- DO THIS -
Output all lines exactly, with nothing added or dropped.

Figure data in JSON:
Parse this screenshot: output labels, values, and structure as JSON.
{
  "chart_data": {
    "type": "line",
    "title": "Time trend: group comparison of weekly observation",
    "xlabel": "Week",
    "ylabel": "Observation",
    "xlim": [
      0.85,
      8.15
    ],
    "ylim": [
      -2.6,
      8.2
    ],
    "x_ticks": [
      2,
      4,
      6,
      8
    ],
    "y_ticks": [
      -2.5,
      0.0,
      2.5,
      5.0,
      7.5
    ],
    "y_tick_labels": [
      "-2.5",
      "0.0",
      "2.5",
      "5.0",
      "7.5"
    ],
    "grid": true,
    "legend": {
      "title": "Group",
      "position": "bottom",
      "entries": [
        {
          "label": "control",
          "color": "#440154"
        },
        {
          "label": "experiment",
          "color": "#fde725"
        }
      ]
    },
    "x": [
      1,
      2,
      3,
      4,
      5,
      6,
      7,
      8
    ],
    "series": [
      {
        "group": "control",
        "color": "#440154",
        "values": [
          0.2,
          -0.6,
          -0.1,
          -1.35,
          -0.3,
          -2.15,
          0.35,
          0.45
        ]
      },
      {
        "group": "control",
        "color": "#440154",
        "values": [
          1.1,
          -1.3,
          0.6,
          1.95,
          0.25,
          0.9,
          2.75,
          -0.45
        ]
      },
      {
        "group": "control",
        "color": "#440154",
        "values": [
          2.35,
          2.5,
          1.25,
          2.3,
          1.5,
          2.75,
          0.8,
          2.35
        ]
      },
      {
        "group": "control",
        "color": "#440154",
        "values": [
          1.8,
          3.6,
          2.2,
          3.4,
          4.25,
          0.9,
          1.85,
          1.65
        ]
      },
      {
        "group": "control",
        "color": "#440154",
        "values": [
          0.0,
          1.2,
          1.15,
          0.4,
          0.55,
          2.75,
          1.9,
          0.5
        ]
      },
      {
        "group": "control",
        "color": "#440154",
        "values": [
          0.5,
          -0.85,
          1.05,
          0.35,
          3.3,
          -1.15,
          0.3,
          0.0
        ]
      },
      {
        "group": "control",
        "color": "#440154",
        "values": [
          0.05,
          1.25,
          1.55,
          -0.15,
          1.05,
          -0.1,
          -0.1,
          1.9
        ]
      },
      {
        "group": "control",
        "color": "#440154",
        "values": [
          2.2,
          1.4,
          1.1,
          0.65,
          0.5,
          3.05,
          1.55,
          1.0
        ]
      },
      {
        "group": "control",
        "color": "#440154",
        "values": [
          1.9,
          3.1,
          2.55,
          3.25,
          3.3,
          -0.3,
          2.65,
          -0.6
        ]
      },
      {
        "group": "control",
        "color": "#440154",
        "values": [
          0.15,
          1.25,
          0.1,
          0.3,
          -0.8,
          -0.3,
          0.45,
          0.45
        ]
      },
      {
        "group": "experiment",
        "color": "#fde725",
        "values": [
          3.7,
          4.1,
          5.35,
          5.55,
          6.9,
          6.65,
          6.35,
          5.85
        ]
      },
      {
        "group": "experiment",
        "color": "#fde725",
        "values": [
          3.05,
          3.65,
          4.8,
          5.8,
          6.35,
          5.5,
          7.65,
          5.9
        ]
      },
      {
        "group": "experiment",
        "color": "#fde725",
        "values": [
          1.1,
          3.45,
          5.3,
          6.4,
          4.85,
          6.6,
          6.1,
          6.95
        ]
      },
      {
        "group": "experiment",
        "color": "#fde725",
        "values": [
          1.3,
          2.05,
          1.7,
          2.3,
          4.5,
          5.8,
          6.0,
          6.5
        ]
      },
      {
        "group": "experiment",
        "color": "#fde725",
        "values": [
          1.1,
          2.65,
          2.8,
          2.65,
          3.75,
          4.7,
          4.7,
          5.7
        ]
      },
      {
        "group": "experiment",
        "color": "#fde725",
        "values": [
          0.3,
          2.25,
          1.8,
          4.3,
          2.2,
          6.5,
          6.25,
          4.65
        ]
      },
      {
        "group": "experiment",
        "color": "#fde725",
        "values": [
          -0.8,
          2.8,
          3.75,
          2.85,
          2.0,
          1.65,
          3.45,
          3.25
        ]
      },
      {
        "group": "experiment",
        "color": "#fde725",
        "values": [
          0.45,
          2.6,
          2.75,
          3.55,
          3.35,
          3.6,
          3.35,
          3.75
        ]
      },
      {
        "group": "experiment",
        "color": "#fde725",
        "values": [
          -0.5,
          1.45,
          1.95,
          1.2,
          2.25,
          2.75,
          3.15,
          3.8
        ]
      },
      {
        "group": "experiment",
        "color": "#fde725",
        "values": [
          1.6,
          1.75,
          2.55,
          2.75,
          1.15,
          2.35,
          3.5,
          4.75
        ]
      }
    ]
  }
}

- FULL ANSWER -
Parse this screenshot: output labels, values, and structure as JSON.
{
  "chart_data": {
    "type": "line",
    "title": "Time trend: group comparison of weekly observation",
    "xlabel": "Week",
    "ylabel": "Observation",
    "xlim": [
      0.85,
      8.15
    ],
    "ylim": [
      -2.6,
      8.2
    ],
    "x_ticks": [
      2,
      4,
      6,
      8
    ],
    "y_ticks": [
      -2.5,
      0.0,
      2.5,
      5.0,
      7.5
    ],
    "y_tick_labels": [
      "-2.5",
      "0.0",
      "2.5",
      "5.0",
      "7.5"
    ],
    "grid": true,
    "legend": {
      "title": "Group",
      "position": "bottom",
      "entries": [
        {
          "label": "control",
          "color": "#440154"
        },
        {
          "label": "experiment",
          "color": "#fde725"
        }
      ]
    },
    "x": [
      1,
      2,
      3,
      4,
      5,
      6,
      7,
      8
    ],
    "series": [
      {
        "group": "control",
        "color": "#440154",
        "values": [
          0.2,
          -0.6,
          -0.1,
          -1.35,
          -0.3,
          -2.15,
          0.35,
          0.45
        ]
      },
      {
        "group": "control",
        "color": "#440154",
        "values": [
          1.1,
          -1.3,
          0.6,
          1.95,
          0.25,
          0.9,
          2.75,
          -0.45
        ]
      },
      {
        "group": "control",
        "color": "#440154",
        "values": [
          2.35,
          2.5,
          1.25,
          2.3,
          1.5,
          2.75,
          0.8,
          2.35
        ]
      },
      {
        "group": "control",
        "color": "#440154",
        "values": [
          1.8,
          3.6,
          2.2,
          3.4,
          4.25,
          0.9,
          1.85,
          1.65
        ]
      },
      {
        "group": "control",
        "color": "#440154",
        "values": [
          0.0,
          1.2,
          1.15,
          0.4,
          0.55,
          2.75,
          1.9,
          0.5
        ]
      },
      {
        "group": "control",
        "color": "#440154",
        "values": [
          0.5,
          -0.85,
          1.05,
          0.35,
          3.3,
          -1.15,
          0.3,
          0.0
        ]
      },
      {
        "group": "control",
        "color": "#440154",
        "values": [
          0.05,
          1.25,
          1.55,
          -0.15,
          1.05,
          -0.1,
          -0.1,
          1.9
        ]
      },
      {
        "group": "control",
        "color": "#440154",
        "values": [
          2.2,
          1.4,
          1.1,
          0.65,
          0.5,
          3.05,
          1.55,
          1.0
        ]
      },
      {
        "group": "control",
        "color": "#440154",
        "values": [
          1.9,
          3.1,
          2.55,
          3.25,
          3.3,
          -0.3,
          2.65,
          -0.6
        ]
      },
      {
        "group": "control",
        "color": "#440154",
        "values": [
          0.15,
          1.25,
          0.1,
          0.3,
          -0.8,
          -0.3,
          0.45,
          0.45
        ]
      },
      {
        "group": "experiment",
        "color": "#fde725",
        "values": [
          3.7,
          4.1,
          5.35,
          5.55,
          6.9,
          6.65,
          6.35,
          5.85
        ]
      },
      {
        "group": "experiment",
        "color": "#fde725",
        "values": [
          3.05,
          3.65,
          4.8,
          5.8,
          6.35,
          5.5,
          7.65,
          5.9
        ]
      },
      {
        "group": "experiment",
        "color": "#fde725",
        "values": [
          1.1,
          3.45,
          5.3,
          6.4,
          4.85,
          6.6,
          6.1,
          6.95
        ]
      },
      {
        "group": "experiment",
        "color": "#fde725",
        "values": [
          1.3,
          2.05,
          1.7,
          2.3,
          4.5,
          5.8,
          6.0,
          6.5
        ]
      },
      {
        "group": "experiment",
        "color": "#fde725",
        "values": [
          1.1,
          2.65,
          2.8,
          2.65,
          3.75,
          4.7,
          4.7,
          5.7
        ]
      },
      {
        "group": "experiment",
        "color": "#fde725",
        "values": [
          0.3,
          2.25,
          1.8,
          4.3,
          2.2,
          6.5,
          6.25,
          4.65
        ]
      },
      {
        "group": "experiment",
        "color": "#fde725",
        "values": [
          -0.8,
          2.8,
          3.75,
          2.85,
          2.0,
          1.65,
          3.45,
          3.25
        ]
      },
      {
        "group": "experiment",
        "color": "#fde725",
        "values": [
          0.45,
          2.6,
          2.75,
          3.55,
          3.35,
          3.6,
          3.35,
          3.75
        ]
      },
      {
        "group": "experiment",
        "color": "#fde725",
        "values": [
          -0.5,
          1.45,
          1.95,
          1.2,
          2.25,
          2.75,
          3.15,
          3.8
        ]
      },
      {
        "group": "experiment",
        "color": "#fde725",
        "values": [
          1.6,
          1.75,
          2.55,
          2.75,
          1.15,
          2.35,
          3.5,
          4.75
        ]
      }
    ]
  }
}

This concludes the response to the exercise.